[start of Extracted data]
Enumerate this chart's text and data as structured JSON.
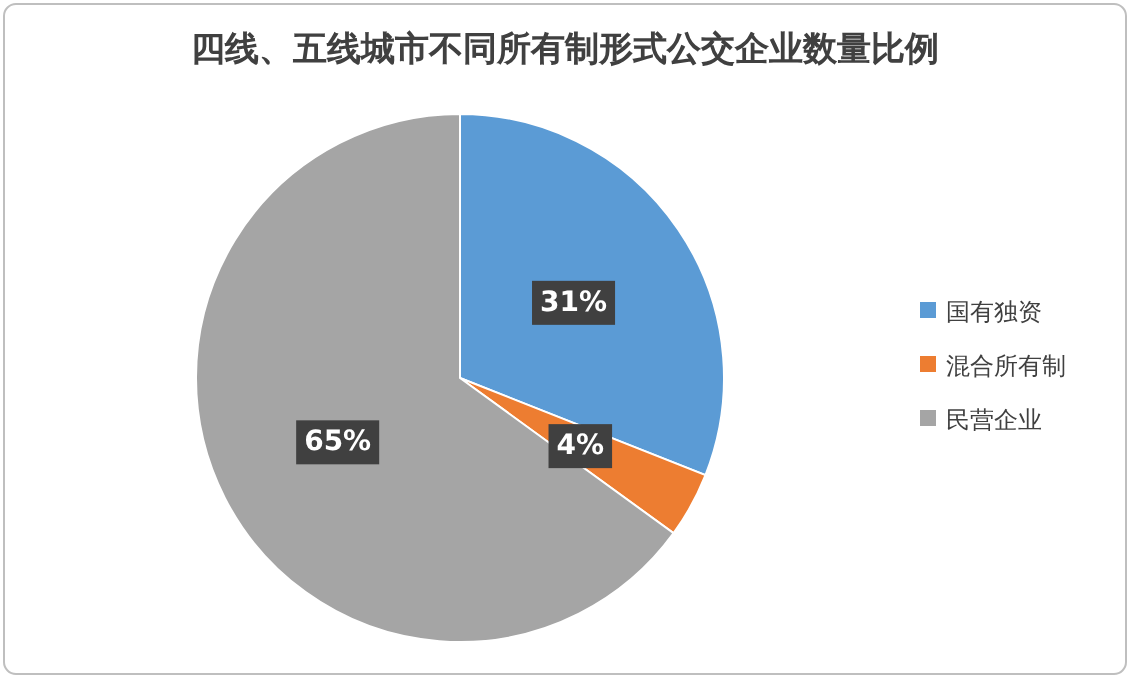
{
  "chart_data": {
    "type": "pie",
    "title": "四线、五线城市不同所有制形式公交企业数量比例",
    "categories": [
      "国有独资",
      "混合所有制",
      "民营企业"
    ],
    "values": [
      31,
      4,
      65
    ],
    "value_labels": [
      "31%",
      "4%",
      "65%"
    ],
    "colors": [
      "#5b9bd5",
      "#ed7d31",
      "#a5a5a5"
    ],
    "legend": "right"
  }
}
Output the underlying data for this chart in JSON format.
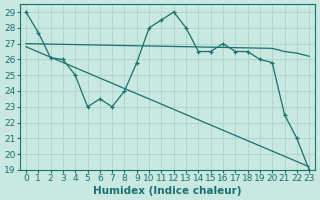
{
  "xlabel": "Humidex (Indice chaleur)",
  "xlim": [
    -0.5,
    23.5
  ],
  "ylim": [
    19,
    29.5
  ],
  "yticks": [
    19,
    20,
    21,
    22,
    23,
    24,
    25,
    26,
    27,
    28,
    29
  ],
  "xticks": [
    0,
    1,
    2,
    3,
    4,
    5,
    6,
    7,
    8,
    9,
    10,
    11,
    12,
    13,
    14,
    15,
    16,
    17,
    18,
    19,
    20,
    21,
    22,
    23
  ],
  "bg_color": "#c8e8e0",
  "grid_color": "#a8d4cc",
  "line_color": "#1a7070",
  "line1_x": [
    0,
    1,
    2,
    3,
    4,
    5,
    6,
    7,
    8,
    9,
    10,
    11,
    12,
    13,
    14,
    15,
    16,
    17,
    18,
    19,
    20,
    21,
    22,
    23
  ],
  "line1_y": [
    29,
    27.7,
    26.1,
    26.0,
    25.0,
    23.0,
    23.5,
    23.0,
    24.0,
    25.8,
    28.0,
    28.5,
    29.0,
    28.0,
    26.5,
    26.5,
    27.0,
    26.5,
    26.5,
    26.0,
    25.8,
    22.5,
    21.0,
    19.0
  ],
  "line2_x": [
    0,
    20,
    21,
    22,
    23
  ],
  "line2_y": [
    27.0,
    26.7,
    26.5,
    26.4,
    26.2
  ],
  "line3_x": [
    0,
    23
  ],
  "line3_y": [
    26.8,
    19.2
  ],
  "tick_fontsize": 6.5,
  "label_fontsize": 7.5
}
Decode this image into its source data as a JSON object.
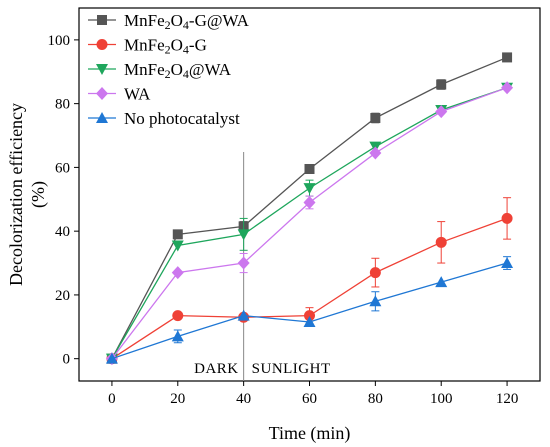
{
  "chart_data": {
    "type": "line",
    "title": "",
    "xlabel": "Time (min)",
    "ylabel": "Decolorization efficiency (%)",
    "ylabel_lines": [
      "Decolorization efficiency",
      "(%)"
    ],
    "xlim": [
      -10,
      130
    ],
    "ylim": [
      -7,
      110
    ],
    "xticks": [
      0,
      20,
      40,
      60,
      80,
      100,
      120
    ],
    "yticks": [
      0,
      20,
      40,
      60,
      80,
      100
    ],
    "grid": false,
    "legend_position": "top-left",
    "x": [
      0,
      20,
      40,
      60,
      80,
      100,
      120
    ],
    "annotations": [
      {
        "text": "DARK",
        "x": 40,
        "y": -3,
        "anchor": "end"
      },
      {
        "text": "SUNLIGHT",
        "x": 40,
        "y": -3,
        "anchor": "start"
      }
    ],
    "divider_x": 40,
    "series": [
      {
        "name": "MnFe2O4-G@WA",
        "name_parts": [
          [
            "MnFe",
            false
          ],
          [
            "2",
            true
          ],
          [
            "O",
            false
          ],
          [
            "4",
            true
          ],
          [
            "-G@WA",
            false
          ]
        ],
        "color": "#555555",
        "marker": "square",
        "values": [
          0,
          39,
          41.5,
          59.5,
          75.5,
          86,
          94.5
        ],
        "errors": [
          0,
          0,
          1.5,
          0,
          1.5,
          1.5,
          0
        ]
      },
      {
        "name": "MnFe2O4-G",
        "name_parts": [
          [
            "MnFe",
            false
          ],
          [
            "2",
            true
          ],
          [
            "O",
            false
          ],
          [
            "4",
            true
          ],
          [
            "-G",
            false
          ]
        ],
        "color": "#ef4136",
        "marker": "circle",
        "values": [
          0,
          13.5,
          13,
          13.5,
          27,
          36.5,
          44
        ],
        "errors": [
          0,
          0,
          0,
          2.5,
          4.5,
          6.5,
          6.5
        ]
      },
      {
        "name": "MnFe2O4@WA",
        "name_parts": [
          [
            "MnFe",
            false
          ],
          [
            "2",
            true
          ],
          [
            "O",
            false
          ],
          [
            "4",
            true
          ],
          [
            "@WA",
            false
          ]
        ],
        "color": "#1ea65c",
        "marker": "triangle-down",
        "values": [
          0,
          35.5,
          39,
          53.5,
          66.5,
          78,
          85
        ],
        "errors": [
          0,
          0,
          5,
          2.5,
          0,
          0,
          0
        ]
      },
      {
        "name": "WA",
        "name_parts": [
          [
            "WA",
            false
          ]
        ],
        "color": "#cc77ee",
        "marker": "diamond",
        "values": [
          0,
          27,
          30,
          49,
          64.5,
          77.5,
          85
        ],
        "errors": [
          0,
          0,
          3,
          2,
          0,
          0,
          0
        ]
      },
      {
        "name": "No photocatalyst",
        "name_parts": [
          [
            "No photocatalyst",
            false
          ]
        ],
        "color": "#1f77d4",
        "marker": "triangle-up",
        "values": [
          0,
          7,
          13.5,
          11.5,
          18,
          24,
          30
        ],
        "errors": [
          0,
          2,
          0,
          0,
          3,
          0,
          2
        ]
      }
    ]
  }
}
[end of Extracted data]
[start of Extracted data]
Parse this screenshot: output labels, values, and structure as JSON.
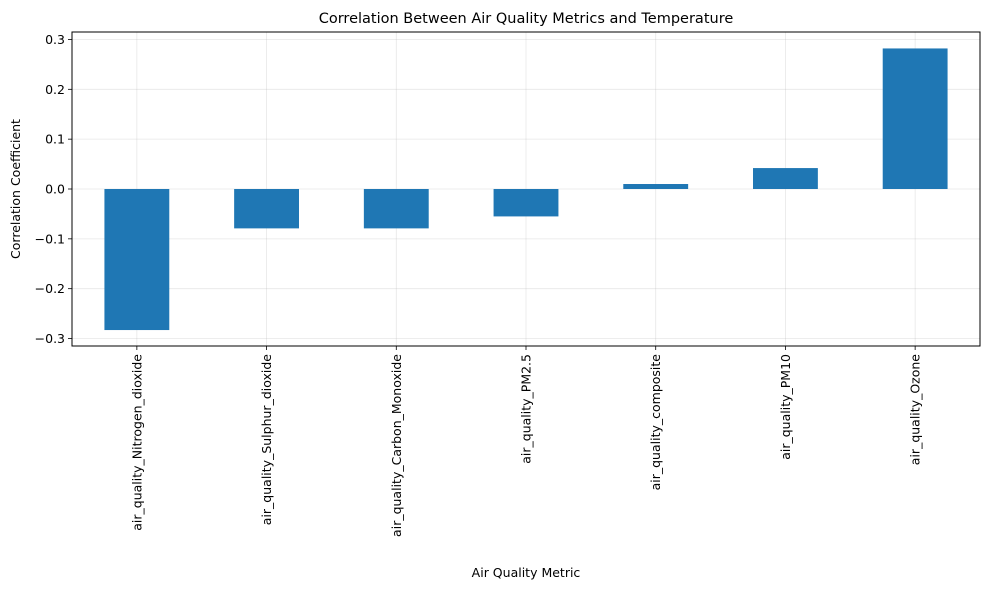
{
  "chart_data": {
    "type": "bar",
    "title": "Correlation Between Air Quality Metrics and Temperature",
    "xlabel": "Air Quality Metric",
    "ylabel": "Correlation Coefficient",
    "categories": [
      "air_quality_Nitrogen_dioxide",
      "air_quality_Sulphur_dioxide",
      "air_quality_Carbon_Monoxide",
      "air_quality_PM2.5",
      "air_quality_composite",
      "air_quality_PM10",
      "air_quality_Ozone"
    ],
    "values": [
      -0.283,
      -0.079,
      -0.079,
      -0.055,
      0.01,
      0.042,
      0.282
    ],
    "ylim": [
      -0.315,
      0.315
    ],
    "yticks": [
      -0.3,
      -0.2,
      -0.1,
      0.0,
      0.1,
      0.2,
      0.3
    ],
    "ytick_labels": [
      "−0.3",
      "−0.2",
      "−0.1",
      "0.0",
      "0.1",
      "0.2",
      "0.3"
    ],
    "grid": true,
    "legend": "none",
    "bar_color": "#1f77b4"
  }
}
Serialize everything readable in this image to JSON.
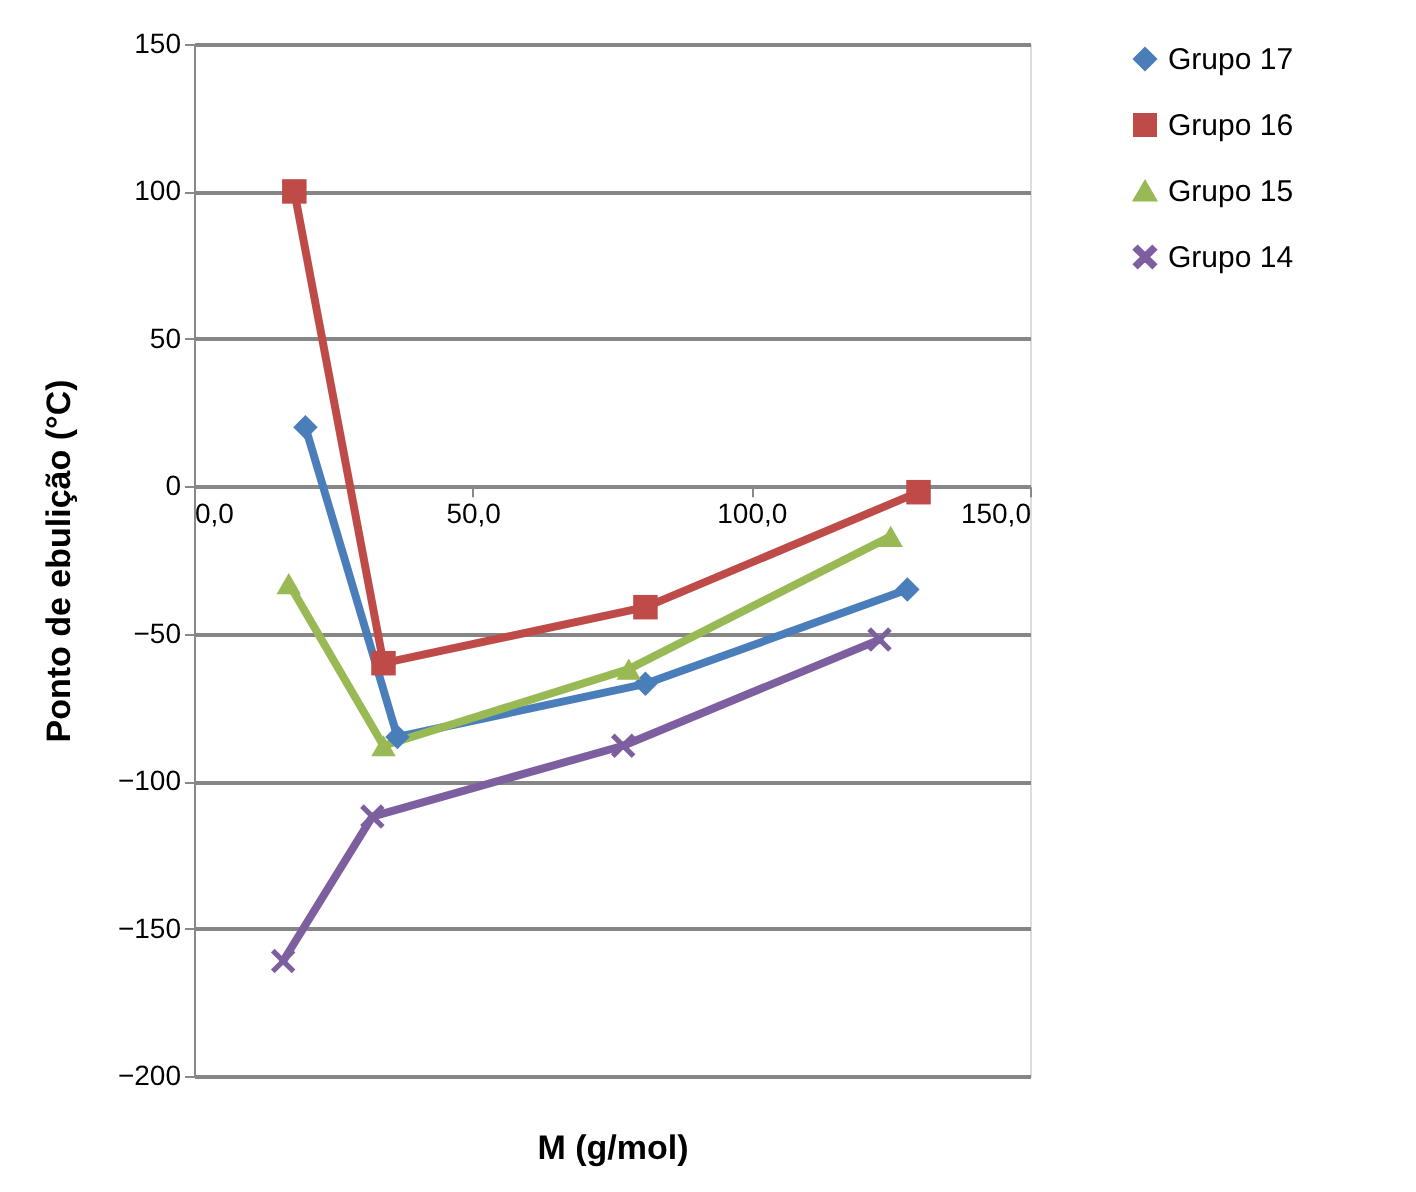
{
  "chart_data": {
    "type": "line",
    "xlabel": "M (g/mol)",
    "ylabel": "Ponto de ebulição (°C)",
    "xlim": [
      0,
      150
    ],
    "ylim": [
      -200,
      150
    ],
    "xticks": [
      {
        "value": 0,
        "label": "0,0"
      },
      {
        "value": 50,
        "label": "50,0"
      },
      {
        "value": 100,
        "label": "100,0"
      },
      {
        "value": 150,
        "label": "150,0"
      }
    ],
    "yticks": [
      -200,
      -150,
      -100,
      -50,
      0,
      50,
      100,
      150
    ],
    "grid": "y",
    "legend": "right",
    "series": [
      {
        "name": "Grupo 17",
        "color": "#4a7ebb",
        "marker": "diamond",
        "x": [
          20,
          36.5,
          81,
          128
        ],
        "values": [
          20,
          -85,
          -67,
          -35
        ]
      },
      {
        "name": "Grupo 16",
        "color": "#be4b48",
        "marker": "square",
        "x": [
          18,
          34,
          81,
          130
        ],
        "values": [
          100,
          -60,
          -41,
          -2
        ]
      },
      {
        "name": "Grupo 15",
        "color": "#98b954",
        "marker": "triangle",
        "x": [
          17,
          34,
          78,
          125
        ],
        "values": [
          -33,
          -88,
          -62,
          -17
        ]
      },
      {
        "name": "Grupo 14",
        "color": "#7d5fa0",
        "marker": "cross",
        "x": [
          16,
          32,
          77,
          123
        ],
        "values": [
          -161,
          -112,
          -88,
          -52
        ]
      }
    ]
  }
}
[end of Extracted data]
-- Prompt --
Go over the data above and copy every line that has the word "this" in it.

-- The output --
Enumerate this chart's text and data as structured JSON.
Output the underlying data for this chart in JSON format.
Decode this image into its source data as a JSON object.
Parse this screenshot: output labels, values, and structure as JSON.
Serialize everything readable in this image to JSON.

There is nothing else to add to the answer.